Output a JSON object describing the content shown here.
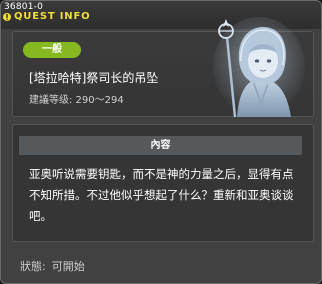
{
  "window": {
    "quest_id": "36801-0",
    "title": "QUEST INFO"
  },
  "header": {
    "category": "一般",
    "quest_name": "[塔拉哈特]祭司长的吊坠",
    "level_range": "建議等级: 290〜294"
  },
  "content": {
    "section_label": "內容",
    "description": "亚奥听说需要钥匙，而不是神的力量之后，显得有点不知所措。不过他似乎想起了什么？重新和亚奥谈谈吧。"
  },
  "status": {
    "label": "狀態:",
    "value": "可開始"
  },
  "colors": {
    "title": "#f1de3a",
    "badge": "#86b81f",
    "window_bg": "#414141"
  },
  "icons": [
    "quest-info-icon",
    "priest-portrait"
  ]
}
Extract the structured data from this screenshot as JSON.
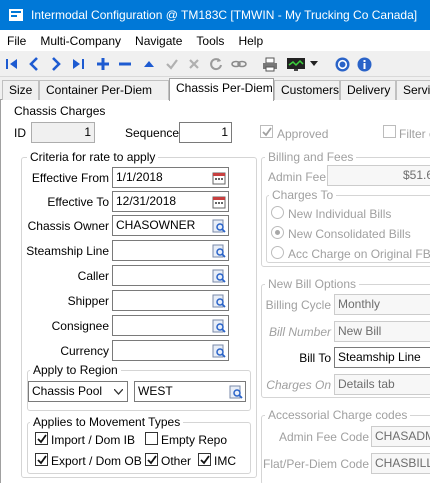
{
  "window": {
    "title": "Intermodal Configuration @ TM183C [TMWIN - My Trucking Co Canada]"
  },
  "menu": [
    "File",
    "Multi-Company",
    "Navigate",
    "Tools",
    "Help"
  ],
  "toolbar": {
    "icons": [
      "first-record-icon",
      "prev-record-icon",
      "next-record-icon",
      "last-record-icon",
      "add-icon",
      "remove-icon",
      "move-up-icon",
      "save-check-icon",
      "cancel-x-icon",
      "refresh-icon",
      "link-icon",
      "print-icon",
      "monitor-icon",
      "dropdown-arrow-icon",
      "help-icon",
      "info-icon"
    ]
  },
  "tabs": [
    "Size",
    "Container Per-Diem",
    "Chassis Per-Diem",
    "Customers",
    "Delivery",
    "Servic"
  ],
  "chassis_charges": {
    "title": "Chassis Charges",
    "id_label": "ID",
    "id_value": "1",
    "sequence_label": "Sequence",
    "sequence_value": "1",
    "approved_label": "Approved",
    "filter_label": "Filter c"
  },
  "criteria": {
    "title": "Criteria for rate to apply",
    "effective_from_label": "Effective From",
    "effective_from": "1/1/2018",
    "effective_to_label": "Effective To",
    "effective_to": "12/31/2018",
    "chassis_owner_label": "Chassis Owner",
    "chassis_owner": "CHASOWNER",
    "steamship_label": "Steamship Line",
    "caller_label": "Caller",
    "shipper_label": "Shipper",
    "consignee_label": "Consignee",
    "currency_label": "Currency"
  },
  "region": {
    "title": "Apply to Region",
    "type": "Chassis Pool",
    "value": "WEST"
  },
  "movement": {
    "title": "Applies to Movement Types",
    "import": "Import / Dom IB",
    "empty": "Empty Repo",
    "export": "Export / Dom OB",
    "other": "Other",
    "imc": "IMC"
  },
  "billing": {
    "title": "Billing and Fees",
    "admin_fee_label": "Admin Fee",
    "admin_fee": "$51.6",
    "charges_to_title": "Charges To",
    "opt1": "New Individual Bills",
    "opt2": "New Consolidated Bills",
    "opt3": "Acc Charge on Original FB"
  },
  "new_bill": {
    "title": "New Bill Options",
    "cycle_label": "Billing Cycle",
    "cycle": "Monthly",
    "number_label": "Bill Number",
    "number": "New Bill",
    "bill_to_label": "Bill To",
    "bill_to": "Steamship Line",
    "charges_on_label": "Charges On",
    "charges_on": "Details tab"
  },
  "accessorial": {
    "title": "Accessorial Charge codes",
    "admin_code_label": "Admin Fee Code",
    "admin_code": "CHASADM",
    "flat_code_label": "Flat/Per-Diem Code",
    "flat_code": "CHASBILL"
  }
}
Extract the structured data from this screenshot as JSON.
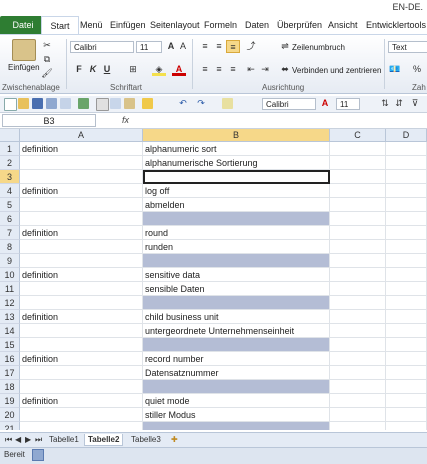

--*--

=== Instructions for the task ===
Any pictures should be dropped; transcribe the rest of the records above exactly.

=== Problem solution ===
Output a JSON object describing the content shown here.
{
  "window": {
    "quest_id": "36801-0",
    "title": "QUEST INFO"
  },
  "header": {
    "category": "一般",
    "quest_name": "[塔拉哈特]祭司长的吊坠",
    "level_range": "建議等级: 290〜294"
  },
  "content": {
    "section_label": "內容",
    "description": "亚奥听说需要钥匙，而不是神的力量之后，显得有点不知所措。不过他似乎想起了什么？重新和亚奥谈谈吧。"
  },
  "status": {
    "label": "狀態:",
    "value": "可開始"
  },
  "colors": {
    "title": "#f1de3a",
    "badge": "#86b81f",
    "window_bg": "#414141"
  },
  "icons": [
    "quest-info-icon",
    "priest-portrait"
  ]
}
Extract the structured data from this screenshot as JSON.
{
  "window": {
    "title": "Intermodal Configuration @ TM183C [TMWIN - My Trucking Co Canada]"
  },
  "menu": [
    "File",
    "Multi-Company",
    "Navigate",
    "Tools",
    "Help"
  ],
  "toolbar": {
    "icons": [
      "first-record-icon",
      "prev-record-icon",
      "next-record-icon",
      "last-record-icon",
      "add-icon",
      "remove-icon",
      "move-up-icon",
      "save-check-icon",
      "cancel-x-icon",
      "refresh-icon",
      "link-icon",
      "print-icon",
      "monitor-icon",
      "dropdown-arrow-icon",
      "help-icon",
      "info-icon"
    ]
  },
  "tabs": [
    "Size",
    "Container Per-Diem",
    "Chassis Per-Diem",
    "Customers",
    "Delivery",
    "Servic"
  ],
  "chassis_charges": {
    "title": "Chassis Charges",
    "id_label": "ID",
    "id_value": "1",
    "sequence_label": "Sequence",
    "sequence_value": "1",
    "approved_label": "Approved",
    "filter_label": "Filter c"
  },
  "criteria": {
    "title": "Criteria for rate to apply",
    "effective_from_label": "Effective From",
    "effective_from": "1/1/2018",
    "effective_to_label": "Effective To",
    "effective_to": "12/31/2018",
    "chassis_owner_label": "Chassis Owner",
    "chassis_owner": "CHASOWNER",
    "steamship_label": "Steamship Line",
    "caller_label": "Caller",
    "shipper_label": "Shipper",
    "consignee_label": "Consignee",
    "currency_label": "Currency"
  },
  "region": {
    "title": "Apply to Region",
    "type": "Chassis Pool",
    "value": "WEST"
  },
  "movement": {
    "title": "Applies to Movement Types",
    "import": "Import / Dom IB",
    "empty": "Empty Repo",
    "export": "Export / Dom OB",
    "other": "Other",
    "imc": "IMC"
  },
  "billing": {
    "title": "Billing and Fees",
    "admin_fee_label": "Admin Fee",
    "admin_fee": "$51.6",
    "charges_to_title": "Charges To",
    "opt1": "New Individual Bills",
    "opt2": "New Consolidated Bills",
    "opt3": "Acc Charge on Original FB"
  },
  "new_bill": {
    "title": "New Bill Options",
    "cycle_label": "Billing Cycle",
    "cycle": "Monthly",
    "number_label": "Bill Number",
    "number": "New Bill",
    "bill_to_label": "Bill To",
    "bill_to": "Steamship Line",
    "charges_on_label": "Charges On",
    "charges_on": "Details tab"
  },
  "accessorial": {
    "title": "Accessorial Charge codes",
    "admin_code_label": "Admin Fee Code",
    "admin_code": "CHASADM",
    "flat_code_label": "Flat/Per-Diem Code",
    "flat_code": "CHASBILL"
  }
}
Extract the structured data from this screenshot as JSON.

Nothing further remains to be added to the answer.